┌────────

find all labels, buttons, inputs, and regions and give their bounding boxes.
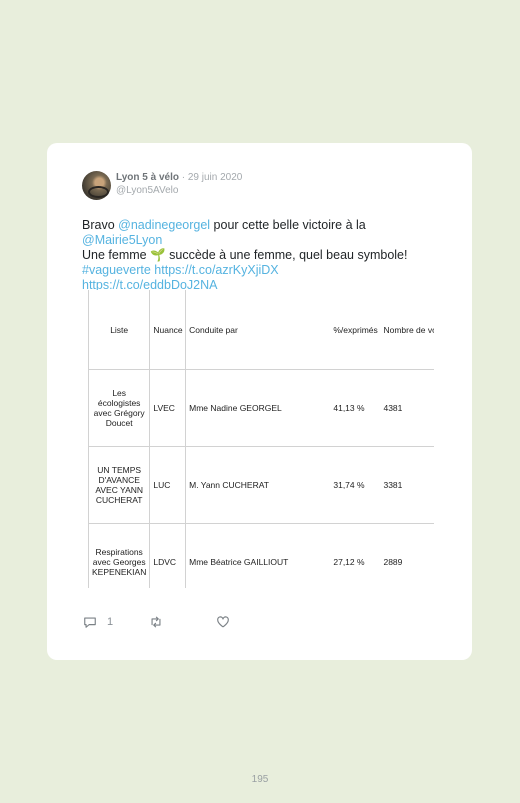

└────────
┌────────

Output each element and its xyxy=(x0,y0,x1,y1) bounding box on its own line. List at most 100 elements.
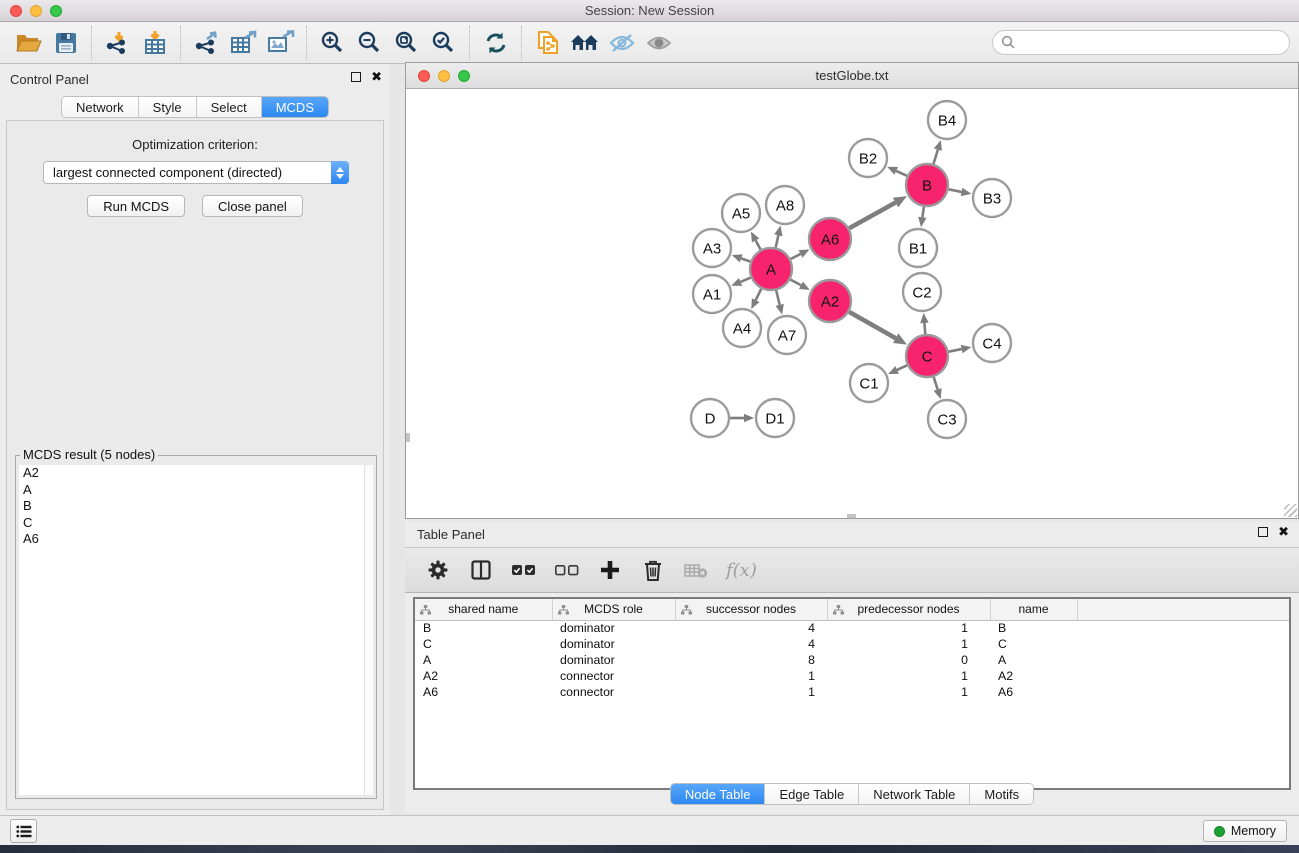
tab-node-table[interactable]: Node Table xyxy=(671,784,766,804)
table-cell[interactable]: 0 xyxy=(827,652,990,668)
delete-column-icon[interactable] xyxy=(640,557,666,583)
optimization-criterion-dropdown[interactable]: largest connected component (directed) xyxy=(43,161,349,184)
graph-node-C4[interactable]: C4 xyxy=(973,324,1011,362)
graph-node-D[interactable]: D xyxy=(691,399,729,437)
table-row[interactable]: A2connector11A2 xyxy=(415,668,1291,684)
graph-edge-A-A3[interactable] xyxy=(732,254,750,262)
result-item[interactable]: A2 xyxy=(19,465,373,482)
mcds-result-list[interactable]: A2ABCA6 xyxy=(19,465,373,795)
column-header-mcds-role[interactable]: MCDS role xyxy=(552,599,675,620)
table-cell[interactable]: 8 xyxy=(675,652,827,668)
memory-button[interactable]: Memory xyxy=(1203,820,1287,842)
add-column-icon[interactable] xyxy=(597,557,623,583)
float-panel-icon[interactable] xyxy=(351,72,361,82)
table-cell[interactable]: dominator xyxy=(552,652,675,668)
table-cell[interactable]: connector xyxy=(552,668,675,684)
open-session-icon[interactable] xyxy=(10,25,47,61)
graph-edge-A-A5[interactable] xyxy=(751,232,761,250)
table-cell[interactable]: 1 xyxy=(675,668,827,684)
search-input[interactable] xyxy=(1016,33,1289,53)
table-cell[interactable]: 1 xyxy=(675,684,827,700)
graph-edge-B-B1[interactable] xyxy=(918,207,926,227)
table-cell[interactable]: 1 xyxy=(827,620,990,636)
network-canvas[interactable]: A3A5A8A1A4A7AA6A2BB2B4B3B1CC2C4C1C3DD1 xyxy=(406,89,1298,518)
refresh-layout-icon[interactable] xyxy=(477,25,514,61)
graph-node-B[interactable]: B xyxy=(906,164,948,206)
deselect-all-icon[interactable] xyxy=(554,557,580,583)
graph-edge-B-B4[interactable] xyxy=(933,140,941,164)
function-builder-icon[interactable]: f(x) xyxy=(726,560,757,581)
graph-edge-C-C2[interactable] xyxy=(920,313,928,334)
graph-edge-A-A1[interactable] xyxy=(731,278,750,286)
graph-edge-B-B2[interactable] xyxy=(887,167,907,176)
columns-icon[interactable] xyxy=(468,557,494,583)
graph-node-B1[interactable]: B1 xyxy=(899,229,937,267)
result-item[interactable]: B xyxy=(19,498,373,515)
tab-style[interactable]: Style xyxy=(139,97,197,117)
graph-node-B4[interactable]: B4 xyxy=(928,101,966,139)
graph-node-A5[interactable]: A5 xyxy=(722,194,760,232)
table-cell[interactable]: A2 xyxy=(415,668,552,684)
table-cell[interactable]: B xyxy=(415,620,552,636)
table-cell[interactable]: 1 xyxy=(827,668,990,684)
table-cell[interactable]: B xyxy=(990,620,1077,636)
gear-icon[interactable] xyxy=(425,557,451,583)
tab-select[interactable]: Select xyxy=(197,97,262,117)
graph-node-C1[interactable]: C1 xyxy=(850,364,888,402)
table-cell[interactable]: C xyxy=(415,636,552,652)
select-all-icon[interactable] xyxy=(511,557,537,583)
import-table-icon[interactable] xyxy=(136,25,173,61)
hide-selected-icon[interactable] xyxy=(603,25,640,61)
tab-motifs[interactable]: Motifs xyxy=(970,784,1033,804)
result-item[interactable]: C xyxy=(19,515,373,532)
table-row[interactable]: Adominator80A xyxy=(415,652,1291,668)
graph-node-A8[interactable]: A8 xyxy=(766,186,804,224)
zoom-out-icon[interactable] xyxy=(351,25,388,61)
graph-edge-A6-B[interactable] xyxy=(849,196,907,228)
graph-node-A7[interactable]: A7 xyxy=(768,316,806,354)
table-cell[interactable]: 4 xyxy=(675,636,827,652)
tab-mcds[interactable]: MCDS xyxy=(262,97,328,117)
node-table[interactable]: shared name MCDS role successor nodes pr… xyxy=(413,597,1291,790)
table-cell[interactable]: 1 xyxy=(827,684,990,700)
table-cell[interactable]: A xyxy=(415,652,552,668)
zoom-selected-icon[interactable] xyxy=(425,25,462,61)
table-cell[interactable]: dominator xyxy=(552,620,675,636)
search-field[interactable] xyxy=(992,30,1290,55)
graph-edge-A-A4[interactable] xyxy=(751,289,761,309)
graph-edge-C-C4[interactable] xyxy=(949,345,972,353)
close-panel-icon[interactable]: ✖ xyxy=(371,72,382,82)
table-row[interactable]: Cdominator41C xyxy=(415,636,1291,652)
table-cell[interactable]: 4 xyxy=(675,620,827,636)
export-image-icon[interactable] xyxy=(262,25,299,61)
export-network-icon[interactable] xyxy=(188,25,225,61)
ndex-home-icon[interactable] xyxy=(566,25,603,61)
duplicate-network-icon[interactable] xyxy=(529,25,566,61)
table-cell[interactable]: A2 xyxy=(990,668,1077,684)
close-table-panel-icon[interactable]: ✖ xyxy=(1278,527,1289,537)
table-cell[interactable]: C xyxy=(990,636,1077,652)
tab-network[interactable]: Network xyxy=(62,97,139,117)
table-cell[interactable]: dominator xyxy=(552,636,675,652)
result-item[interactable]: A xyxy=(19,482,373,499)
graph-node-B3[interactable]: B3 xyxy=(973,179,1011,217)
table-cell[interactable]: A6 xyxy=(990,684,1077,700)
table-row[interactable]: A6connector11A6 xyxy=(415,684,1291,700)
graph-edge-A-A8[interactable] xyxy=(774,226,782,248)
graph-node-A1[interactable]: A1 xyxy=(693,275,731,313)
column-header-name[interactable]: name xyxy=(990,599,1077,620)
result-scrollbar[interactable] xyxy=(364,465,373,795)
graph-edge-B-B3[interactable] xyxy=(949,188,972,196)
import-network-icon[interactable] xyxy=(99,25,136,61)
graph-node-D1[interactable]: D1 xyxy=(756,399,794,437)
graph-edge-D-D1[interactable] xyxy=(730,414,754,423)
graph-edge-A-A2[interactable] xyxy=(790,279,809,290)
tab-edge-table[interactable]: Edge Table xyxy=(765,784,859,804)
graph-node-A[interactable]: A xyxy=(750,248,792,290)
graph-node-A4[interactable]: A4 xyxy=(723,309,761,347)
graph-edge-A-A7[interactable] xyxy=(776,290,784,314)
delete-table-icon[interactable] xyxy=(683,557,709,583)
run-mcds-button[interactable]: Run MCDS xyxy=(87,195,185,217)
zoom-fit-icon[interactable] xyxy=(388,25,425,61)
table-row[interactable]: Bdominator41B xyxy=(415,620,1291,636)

└────────

* [Given exercise]: Rewrite the records above, starting with the line that contains "Output each element" and going on through the line that contains "graph-edge-B-B4[interactable] xyxy=(933,140,941,164)", with "table-cell" replaced by "grid-cell" and everything else unchanged. Give only those lines, and leave the picture out.

* [The result]:
Output each element and its xyxy=(x0,y0,x1,y1) bounding box on its own line. List at most 100 elements.
tab-node-table[interactable]: Node Table xyxy=(671,784,766,804)
grid-cell[interactable]: 0 xyxy=(827,652,990,668)
delete-column-icon[interactable] xyxy=(640,557,666,583)
optimization-criterion-dropdown[interactable]: largest connected component (directed) xyxy=(43,161,349,184)
graph-node-C4[interactable]: C4 xyxy=(973,324,1011,362)
graph-node-D[interactable]: D xyxy=(691,399,729,437)
table-row[interactable]: A2connector11A2 xyxy=(415,668,1291,684)
graph-edge-A-A3[interactable] xyxy=(732,254,750,262)
result-item[interactable]: A2 xyxy=(19,465,373,482)
mcds-result-list[interactable]: A2ABCA6 xyxy=(19,465,373,795)
column-header-mcds-role[interactable]: MCDS role xyxy=(552,599,675,620)
grid-cell[interactable]: 8 xyxy=(675,652,827,668)
memory-button[interactable]: Memory xyxy=(1203,820,1287,842)
add-column-icon[interactable] xyxy=(597,557,623,583)
float-panel-icon[interactable] xyxy=(351,72,361,82)
grid-cell[interactable]: dominator xyxy=(552,652,675,668)
grid-cell[interactable]: connector xyxy=(552,668,675,684)
open-session-icon[interactable] xyxy=(10,25,47,61)
graph-edge-A-A5[interactable] xyxy=(751,232,761,250)
grid-cell[interactable]: 1 xyxy=(675,668,827,684)
search-input[interactable] xyxy=(1016,33,1289,53)
grid-cell[interactable]: 1 xyxy=(675,684,827,700)
graph-edge-B-B1[interactable] xyxy=(918,207,926,227)
grid-cell[interactable]: 1 xyxy=(827,620,990,636)
network-canvas[interactable]: A3A5A8A1A4A7AA6A2BB2B4B3B1CC2C4C1C3DD1 xyxy=(406,89,1298,518)
refresh-layout-icon[interactable] xyxy=(477,25,514,61)
graph-node-B[interactable]: B xyxy=(906,164,948,206)
deselect-all-icon[interactable] xyxy=(554,557,580,583)
graph-edge-B-B4[interactable] xyxy=(933,140,941,164)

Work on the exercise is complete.